#### Task material:
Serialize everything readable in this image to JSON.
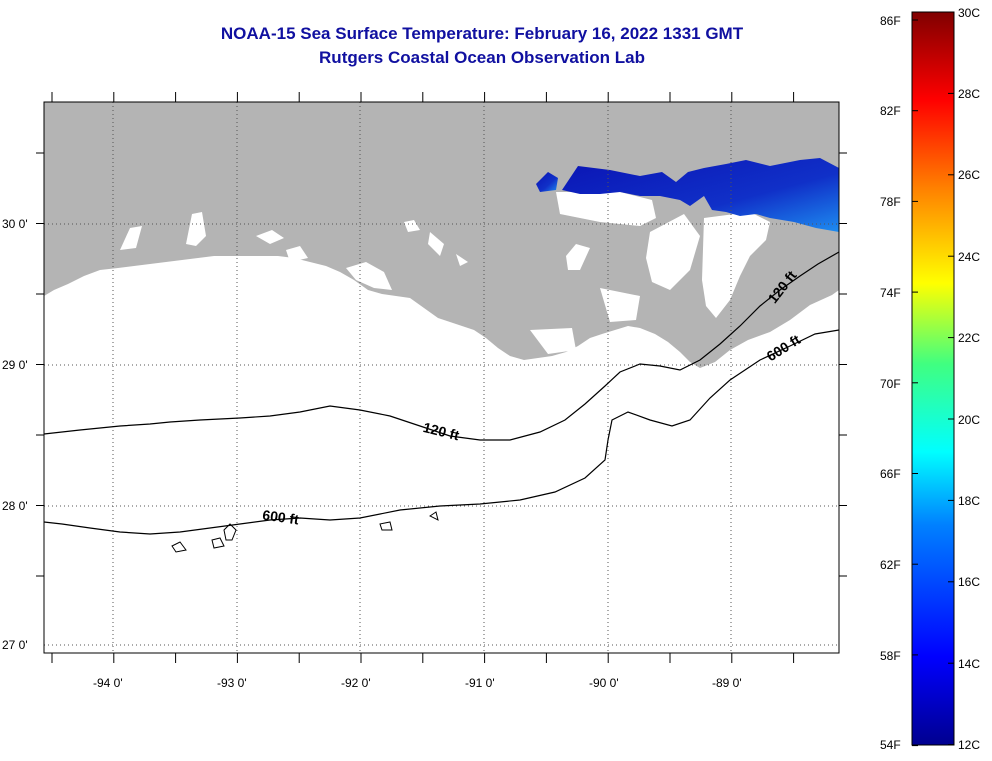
{
  "title": {
    "line1": "NOAA-15 Sea Surface Temperature:  February 16, 2022 1331 GMT",
    "line2": "Rutgers Coastal Ocean Observation Lab"
  },
  "axes": {
    "lat_labels": [
      "30 0'",
      "29 0'",
      "28 0'",
      "27 0'"
    ],
    "lon_labels": [
      "-94 0'",
      "-93 0'",
      "-92 0'",
      "-91 0'",
      "-90 0'",
      "-89 0'"
    ]
  },
  "contours": {
    "c120_west": "120 ft",
    "c600_west": "600 ft",
    "c120_east": "120 ft",
    "c600_east": "600 ft"
  },
  "colorbar": {
    "f_labels": [
      "86F",
      "82F",
      "78F",
      "74F",
      "70F",
      "66F",
      "62F",
      "58F",
      "54F"
    ],
    "c_labels": [
      "30C",
      "28C",
      "26C",
      "24C",
      "22C",
      "20C",
      "18C",
      "16C",
      "14C",
      "12C"
    ]
  },
  "colors": {
    "title": "#1010a0",
    "land": "#b4b4b4",
    "sst_cold": "#0a14b4",
    "sst_mid": "#1e6ef0"
  }
}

#### Given exercise:
Set down all the entries exactly as they appear, but skip any pictures.

#### Exercise solution:
Serialize everything readable in this image to JSON.
{
  "title": {
    "line1": "NOAA-15 Sea Surface Temperature:  February 16, 2022 1331 GMT",
    "line2": "Rutgers Coastal Ocean Observation Lab"
  },
  "axes": {
    "lat_labels": [
      "30 0'",
      "29 0'",
      "28 0'",
      "27 0'"
    ],
    "lon_labels": [
      "-94 0'",
      "-93 0'",
      "-92 0'",
      "-91 0'",
      "-90 0'",
      "-89 0'"
    ]
  },
  "contours": {
    "c120_west": "120 ft",
    "c600_west": "600 ft",
    "c120_east": "120 ft",
    "c600_east": "600 ft"
  },
  "colorbar": {
    "f_labels": [
      "86F",
      "82F",
      "78F",
      "74F",
      "70F",
      "66F",
      "62F",
      "58F",
      "54F"
    ],
    "c_labels": [
      "30C",
      "28C",
      "26C",
      "24C",
      "22C",
      "20C",
      "18C",
      "16C",
      "14C",
      "12C"
    ]
  },
  "colors": {
    "title": "#1010a0",
    "land": "#b4b4b4",
    "sst_cold": "#0a14b4",
    "sst_mid": "#1e6ef0"
  }
}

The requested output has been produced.